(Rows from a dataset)
+++

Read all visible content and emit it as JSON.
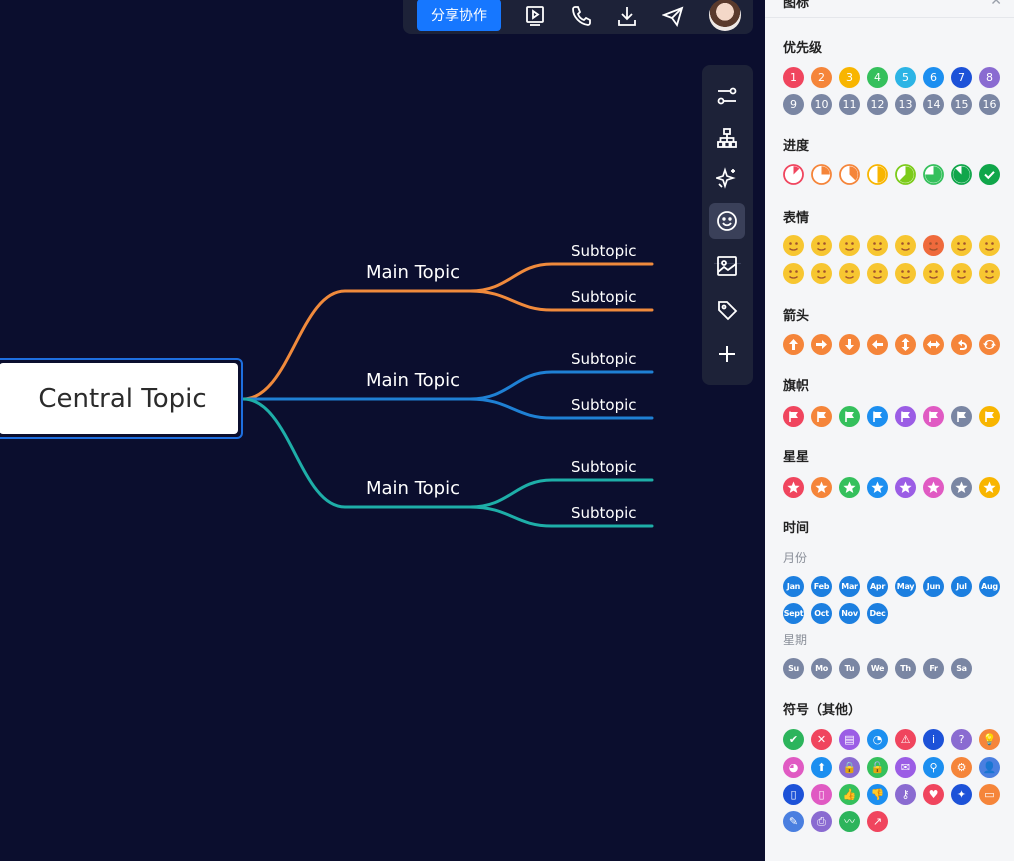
{
  "toolbar": {
    "share_label": "分享协作",
    "icons": [
      "present-icon",
      "phone-icon",
      "download-icon",
      "send-icon"
    ]
  },
  "mindmap": {
    "central": "Central Topic",
    "branches": [
      {
        "label": "Main Topic",
        "color": "#f08a3c",
        "subtopics": [
          "Subtopic",
          "Subtopic"
        ]
      },
      {
        "label": "Main Topic",
        "color": "#1f80d4",
        "subtopics": [
          "Subtopic",
          "Subtopic"
        ]
      },
      {
        "label": "Main Topic",
        "color": "#1eaea8",
        "subtopics": [
          "Subtopic",
          "Subtopic"
        ]
      }
    ]
  },
  "side_toolbar": [
    "style-sliders-icon",
    "structure-icon",
    "ai-sparkle-icon",
    "emoji-icon",
    "image-icon",
    "tag-icon",
    "add-icon"
  ],
  "panel": {
    "title": "图标",
    "sections": {
      "priority": "优先级",
      "progress": "进度",
      "emotion": "表情",
      "arrow": "箭头",
      "flag": "旗帜",
      "star": "星星",
      "time": "时间",
      "symbol": "符号（其他）"
    },
    "months_label": "月份",
    "weekdays_label": "星期",
    "priority_items": [
      "1",
      "2",
      "3",
      "4",
      "5",
      "6",
      "7",
      "8",
      "9",
      "10",
      "11",
      "12",
      "13",
      "14",
      "15",
      "16"
    ],
    "priority_colors": [
      "#f0455e",
      "#f5853a",
      "#f8b500",
      "#35c05c",
      "#2cb4e5",
      "#1c8ff0",
      "#1d52d8",
      "#8a6bd1",
      "#7a86a3",
      "#7a86a3",
      "#7a86a3",
      "#7a86a3",
      "#7a86a3",
      "#7a86a3",
      "#7a86a3",
      "#7a86a3"
    ],
    "months": [
      "Jan",
      "Feb",
      "Mar",
      "Apr",
      "May",
      "Jun",
      "Jul",
      "Aug",
      "Sept",
      "Oct",
      "Nov",
      "Dec"
    ],
    "weekdays": [
      "Su",
      "Mo",
      "Tu",
      "We",
      "Th",
      "Fr",
      "Sa"
    ],
    "flag_colors": [
      "#f0455e",
      "#f5853a",
      "#35c05c",
      "#1c8ff0",
      "#9b5de5",
      "#e05ac3",
      "#7a86a3",
      "#f8b500"
    ],
    "star_colors": [
      "#f0455e",
      "#f5853a",
      "#35c05c",
      "#1c8ff0",
      "#9b5de5",
      "#e05ac3",
      "#7a86a3",
      "#f8b500"
    ],
    "progress_fractions": [
      0.125,
      0.25,
      0.375,
      0.5,
      0.625,
      0.75,
      0.875,
      1
    ],
    "symbol_colors": [
      "#2cb45c",
      "#f0455e",
      "#9b5de5",
      "#1c8ff0",
      "#f0455e",
      "#1d52d8",
      "#8a6bd1",
      "#f5853a",
      "#e05ac3",
      "#1c8ff0",
      "#8a6bd1",
      "#35c05c",
      "#9b5de5",
      "#1c8ff0",
      "#f5853a",
      "#4a7fe0",
      "#1d52d8",
      "#e05ac3",
      "#35c05c",
      "#1c8ff0",
      "#8a6bd1",
      "#f0455e",
      "#1d52d8",
      "#f5853a",
      "#4a7fe0",
      "#8a6bd1",
      "#2cb45c",
      "#f0455e"
    ]
  }
}
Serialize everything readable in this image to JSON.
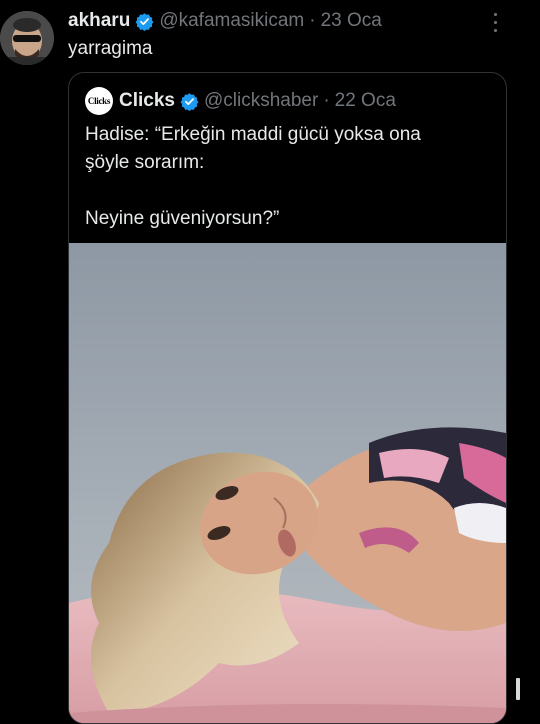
{
  "tweet": {
    "author_name": "akharu",
    "handle": "@kafamasikicam",
    "separator": "·",
    "date": "23 Oca",
    "text": "yarragima",
    "icons": {
      "avatar": "avatar-man-sunglasses",
      "verified": "verified-badge-icon",
      "more": "more-vertical-icon"
    }
  },
  "quote": {
    "avatar_text": "Clicks",
    "author_name": "Clicks",
    "handle": "@clickshaber",
    "separator": "·",
    "date": "22 Oca",
    "text_lines": [
      "Hadise: “Erkeğin maddi gücü yoksa ona",
      "şöyle sorarım:",
      "Neyine güveniyorsun?”"
    ]
  },
  "colors": {
    "background": "#000000",
    "text": "#e7e9ea",
    "muted": "#71767b",
    "verified": "#1d9bf0",
    "border": "#2f3336"
  }
}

+++

• _To do_
Are you able to set down all the lines above exactly, without any pictures?

• _Written answer_
Read all visible content and emit it as JSON.
{
  "toolbar": {
    "share_label": "分享协作",
    "icons": [
      "present-icon",
      "phone-icon",
      "download-icon",
      "send-icon"
    ]
  },
  "mindmap": {
    "central": "Central Topic",
    "branches": [
      {
        "label": "Main Topic",
        "color": "#f08a3c",
        "subtopics": [
          "Subtopic",
          "Subtopic"
        ]
      },
      {
        "label": "Main Topic",
        "color": "#1f80d4",
        "subtopics": [
          "Subtopic",
          "Subtopic"
        ]
      },
      {
        "label": "Main Topic",
        "color": "#1eaea8",
        "subtopics": [
          "Subtopic",
          "Subtopic"
        ]
      }
    ]
  },
  "side_toolbar": [
    "style-sliders-icon",
    "structure-icon",
    "ai-sparkle-icon",
    "emoji-icon",
    "image-icon",
    "tag-icon",
    "add-icon"
  ],
  "panel": {
    "title": "图标",
    "sections": {
      "priority": "优先级",
      "progress": "进度",
      "emotion": "表情",
      "arrow": "箭头",
      "flag": "旗帜",
      "star": "星星",
      "time": "时间",
      "symbol": "符号（其他）"
    },
    "months_label": "月份",
    "weekdays_label": "星期",
    "priority_items": [
      "1",
      "2",
      "3",
      "4",
      "5",
      "6",
      "7",
      "8",
      "9",
      "10",
      "11",
      "12",
      "13",
      "14",
      "15",
      "16"
    ],
    "priority_colors": [
      "#f0455e",
      "#f5853a",
      "#f8b500",
      "#35c05c",
      "#2cb4e5",
      "#1c8ff0",
      "#1d52d8",
      "#8a6bd1",
      "#7a86a3",
      "#7a86a3",
      "#7a86a3",
      "#7a86a3",
      "#7a86a3",
      "#7a86a3",
      "#7a86a3",
      "#7a86a3"
    ],
    "months": [
      "Jan",
      "Feb",
      "Mar",
      "Apr",
      "May",
      "Jun",
      "Jul",
      "Aug",
      "Sept",
      "Oct",
      "Nov",
      "Dec"
    ],
    "weekdays": [
      "Su",
      "Mo",
      "Tu",
      "We",
      "Th",
      "Fr",
      "Sa"
    ],
    "flag_colors": [
      "#f0455e",
      "#f5853a",
      "#35c05c",
      "#1c8ff0",
      "#9b5de5",
      "#e05ac3",
      "#7a86a3",
      "#f8b500"
    ],
    "star_colors": [
      "#f0455e",
      "#f5853a",
      "#35c05c",
      "#1c8ff0",
      "#9b5de5",
      "#e05ac3",
      "#7a86a3",
      "#f8b500"
    ],
    "progress_fractions": [
      0.125,
      0.25,
      0.375,
      0.5,
      0.625,
      0.75,
      0.875,
      1
    ],
    "symbol_colors": [
      "#2cb45c",
      "#f0455e",
      "#9b5de5",
      "#1c8ff0",
      "#f0455e",
      "#1d52d8",
      "#8a6bd1",
      "#f5853a",
      "#e05ac3",
      "#1c8ff0",
      "#8a6bd1",
      "#35c05c",
      "#9b5de5",
      "#1c8ff0",
      "#f5853a",
      "#4a7fe0",
      "#1d52d8",
      "#e05ac3",
      "#35c05c",
      "#1c8ff0",
      "#8a6bd1",
      "#f0455e",
      "#1d52d8",
      "#f5853a",
      "#4a7fe0",
      "#8a6bd1",
      "#2cb45c",
      "#f0455e"
    ]
  }
}
Serialize everything readable in this image to JSON.
{
  "tweet": {
    "author_name": "akharu",
    "handle": "@kafamasikicam",
    "separator": "·",
    "date": "23 Oca",
    "text": "yarragima",
    "icons": {
      "avatar": "avatar-man-sunglasses",
      "verified": "verified-badge-icon",
      "more": "more-vertical-icon"
    }
  },
  "quote": {
    "avatar_text": "Clicks",
    "author_name": "Clicks",
    "handle": "@clickshaber",
    "separator": "·",
    "date": "22 Oca",
    "text_lines": [
      "Hadise: “Erkeğin maddi gücü yoksa ona",
      "şöyle sorarım:",
      "Neyine güveniyorsun?”"
    ]
  },
  "colors": {
    "background": "#000000",
    "text": "#e7e9ea",
    "muted": "#71767b",
    "verified": "#1d9bf0",
    "border": "#2f3336"
  }
}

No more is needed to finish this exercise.